17 Haziran 2015 Çarşamba

CX-3. Mazda'nın Yükseliş Dönemi.

Mazda CX-3 1.5 Skyaktiv-D AWD AT Power
Osmanlı İmparatorluğu’ndan Türkiye Cumhuriyeti’ne giden süreçte Batı Trakya Bölgesi ve bu bölgedeki halk çok önemli bir rol oynamış, hatta tarihi dönüm noktalarına ev sahipliği yapmıştı. O zaman için Trakya Bölgesi ne kadar önemliyse, bugün Mazda CX-3 de Mazda için benzer öneme sahip. CX-3, Mazda için yeni bir dönemin başlangıcına işaret ediyor. Bu yüzden, Mazda Türkiye bu özel modelin Türkiye test sürüş lansmanını Batı Trakya’daki Alexandroupoli, Yunanistan’da (Dedeağaç) yapmayı uygun görmüş.
Mazda CX-3'ün basın sürüş etkinliğinde hedefimiz Alexandroupoli, Yunanistan'dı.
Benim de hem Akselerasyon.com hem Autocar Türkiye’yi temsilen katıldığım lansman, İstanbul WOW Airport Hotel’de 9 Haziran Salı sabahı erken bir saatte buluşarak başladı.

Buluşma noktamızdan İpsala Sınır Kapısı’na çok yakın Çamlıbel Restaurant’a kadar yaklaşık 250km’lik bir yolumuz vardı. Bu güzergah için The Gate dergisinden Nehir Yılmaz ile eşleştik ve ateş kırmızısı (bir Mazda'ya en çok yakışan renk) CX-3’ümüzü yarı yarıya kullandık.
Dikiz aynasında görmeyi en çok istediğim otomobil bundan böyle resmen CX-3. Tasarımının güzelliği bence tartışmaya dahi kapalı!
CX-3 ile ilgili ilk düşüncem tasarımının ne kadar çekici olduğu yönündeydi. KODO tasarım felsefesinin son halini yansıtan CX-3 önden, uzun zamandır karnını doyuramamış ve bu yüzden son derece sinirli ve yırtıcı bir kuş edasıyla bakıyor. (Evet, aklıma ilk gelen bu!) Arka tarafdan ise, çatık stoplar ve çiftli egzos çıkışı, minik kuşumuzun yırtıcı ve sinirli görünümünü destekliyor.
Öndeki kızgın bakışlar, arkada da tam gaz sinirle devam ediyor. :)

Verilen materyal —
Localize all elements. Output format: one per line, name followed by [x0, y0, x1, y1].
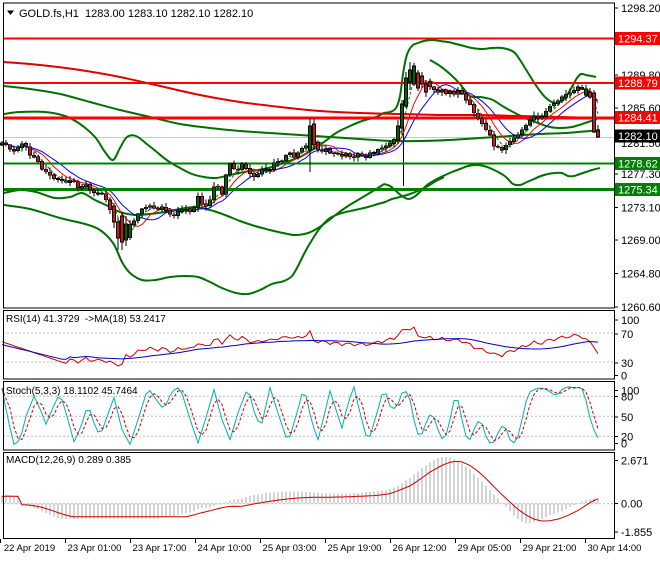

Alıştırma yönergeleri —
1. Mazda CX-3 yazısına göre Mazda Türkiye, test sürüşü lansmanını neden Dedeağaç'ta yapmayı uygun görmüş? Bir ila üç cümleyle açıklayın.
2. Mazda CX-3 yazısında "Mazda CX-3'ün basın" ile "tartışmaya dahi kapalı!" arasındaki bölümü, bu iki ifade de dahil olmak üzere olduğu gibi yeniden yazın.
3. Mazda CX-3 yazısının devamını, son cümleden sonrasını yazın.
Materyal bu alıştırmada hiç kullanılmıyor.

Sonuçlar —
1. Yazıya göre CX-3, Mazda için yeni bir dönemin başlangıcı. Bu yüzden model, Osmanlı İmparatorluğu'ndan Türkiye Cumhuriyeti'ne giden süreçte Batı Trakya Bölgesi'nin taşıdığı öneme benzer bir öneme sahip görülüyor. Lansman da bu nedenle Batı Trakya'daki Alexandroupoli'de (Dedeağaç) yapılmış.

2.
Mazda CX-3'ün basın sürüş etkinliğinde hedefimiz Alexandroupoli, Yunanistan'dı.
Benim de hem Akselerasyon.com hem Autocar Türkiye’yi temsilen katıldığım lansman, İstanbul WOW Airport Hotel’de 9 Haziran Salı sabahı erken bir saatte buluşarak başladı.

Buluşma noktamızdan İpsala Sınır Kapısı’na çok yakın Çamlıbel Restaurant’a kadar yaklaşık 250km’lik bir yolumuz vardı. Bu güzergah için The Gate dergisinden Nehir Yılmaz ile eşleştik ve ateş kırmızısı (bir Mazda'ya en çok yakışan renk) CX-3’ümüzü yarı yarıya kullandık.
Dikiz aynasında görmeyi en çok istediğim otomobil bundan böyle resmen CX-3. Tasarımının güzelliği bence tartışmaya dahi kapalı!

3.
İç mekana geçtiğinimde Mazda bu kez beni hayal kırıklığına uğratmadı. Mazda 3, 6, ve CX-5, olağanüstü dış tasarımlarına kıyasla sıkıcı sayılabilecek iç mekanlara sahip. Abilerine inat CX-3 ise, dış tasarımıyla olduğu kadar kabiniyle de beni tatmin etti. 
CX-3'ün kabini, güncel Mazda'larda kullanılan birimlere sahip olsa da tasarım olarak beni diğer Mazda'lara kıysala daha çok tatmin etti. Havalandırma kumandalarının asimetrik yapısı, kabini en çok hareketlendiren detay olarak beğenimi kazandı. (Fotoğraftaki CX-3 Power donanımında standart sunulan siyah deri döşemeye sahipti.)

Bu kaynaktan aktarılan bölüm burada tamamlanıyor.